_JOB:_ Images are not part of the copy; transcribe all the data exactly.

_INPUT MATERIAL:_

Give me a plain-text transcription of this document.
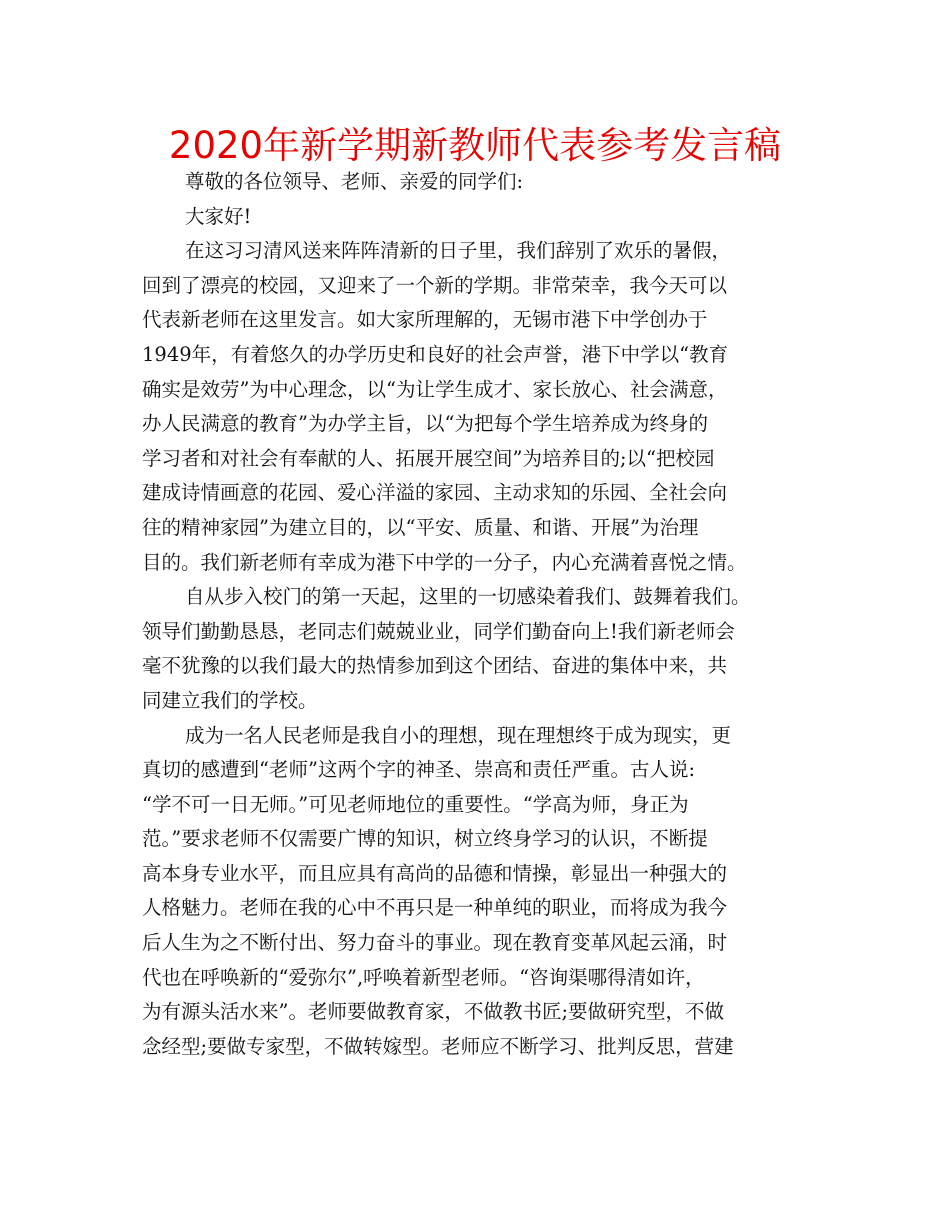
2020年新学期新教师代表参考发言稿

尊敬的各位领导、老师、亲爱的同学们:

大家好!

在这习习清风送来阵阵清新的日子里，我们辞别了欢乐的暑假，

回到了漂亮的校园，又迎来了一个新的学期。非常荣幸，我今天可以

代表新老师在这里发言。如大家所理解的，无锡市港下中学创办于

1949年，有着悠久的办学历史和良好的社会声誉，港下中学以“教育

确实是效劳”为中心理念，以“为让学生成才、家长放心、社会满意，

办人民满意的教育”为办学主旨，以“为把每个学生培养成为终身的

学习者和对社会有奉献的人、拓展开展空间”为培养目的;以“把校园

建成诗情画意的花园、爱心洋溢的家园、主动求知的乐园、全社会向

往的精神家园”为建立目的，以“平安、质量、和谐、开展”为治理

目的。我们新老师有幸成为港下中学的一分子，内心充满着喜悦之情。

自从步入校门的第一天起，这里的一切感染着我们、鼓舞着我们。

领导们勤勤恳恳，老同志们兢兢业业，同学们勤奋向上!我们新老师会

毫不犹豫的以我们最大的热情参加到这个团结、奋进的集体中来，共

同建立我们的学校。

成为一名人民老师是我自小的理想，现在理想终于成为现实，更

真切的感遭到“老师”这两个字的神圣、崇高和责任严重。古人说:

“学不可一日无师。”可见老师地位的重要性。“学高为师，身正为

范。”要求老师不仅需要广博的知识，树立终身学习的认识，不断提

高本身专业水平，而且应具有高尚的品德和情操，彰显出一种强大的

人格魅力。老师在我的心中不再只是一种单纯的职业，而将成为我今

后人生为之不断付出、努力奋斗的事业。现在教育变革风起云涌，时

代也在呼唤新的“爱弥尔”,呼唤着新型老师。“咨询渠哪得清如许，

为有源头活水来”。老师要做教育家，不做教书匠;要做研究型，不做

念经型;要做专家型，不做转嫁型。老师应不断学习、批判反思，营建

_TASK RESULT:_
Give me a plain-text transcription of this document.
2020年新学期新教师代表参考发言稿

尊敬的各位领导、老师、亲爱的同学们:

大家好!

在这习习清风送来阵阵清新的日子里，我们辞别了欢乐的暑假，

回到了漂亮的校园，又迎来了一个新的学期。非常荣幸，我今天可以

代表新老师在这里发言。如大家所理解的，无锡市港下中学创办于

1949年，有着悠久的办学历史和良好的社会声誉，港下中学以“教育

确实是效劳”为中心理念，以“为让学生成才、家长放心、社会满意，

办人民满意的教育”为办学主旨，以“为把每个学生培养成为终身的

学习者和对社会有奉献的人、拓展开展空间”为培养目的;以“把校园

建成诗情画意的花园、爱心洋溢的家园、主动求知的乐园、全社会向

往的精神家园”为建立目的，以“平安、质量、和谐、开展”为治理

目的。我们新老师有幸成为港下中学的一分子，内心充满着喜悦之情。

自从步入校门的第一天起，这里的一切感染着我们、鼓舞着我们。

领导们勤勤恳恳，老同志们兢兢业业，同学们勤奋向上!我们新老师会

毫不犹豫的以我们最大的热情参加到这个团结、奋进的集体中来，共

同建立我们的学校。

成为一名人民老师是我自小的理想，现在理想终于成为现实，更

真切的感遭到“老师”这两个字的神圣、崇高和责任严重。古人说:

“学不可一日无师。”可见老师地位的重要性。“学高为师，身正为

范。”要求老师不仅需要广博的知识，树立终身学习的认识，不断提

高本身专业水平，而且应具有高尚的品德和情操，彰显出一种强大的

人格魅力。老师在我的心中不再只是一种单纯的职业，而将成为我今

后人生为之不断付出、努力奋斗的事业。现在教育变革风起云涌，时

代也在呼唤新的“爱弥尔”,呼唤着新型老师。“咨询渠哪得清如许，

为有源头活水来”。老师要做教育家，不做教书匠;要做研究型，不做

念经型;要做专家型，不做转嫁型。老师应不断学习、批判反思，营建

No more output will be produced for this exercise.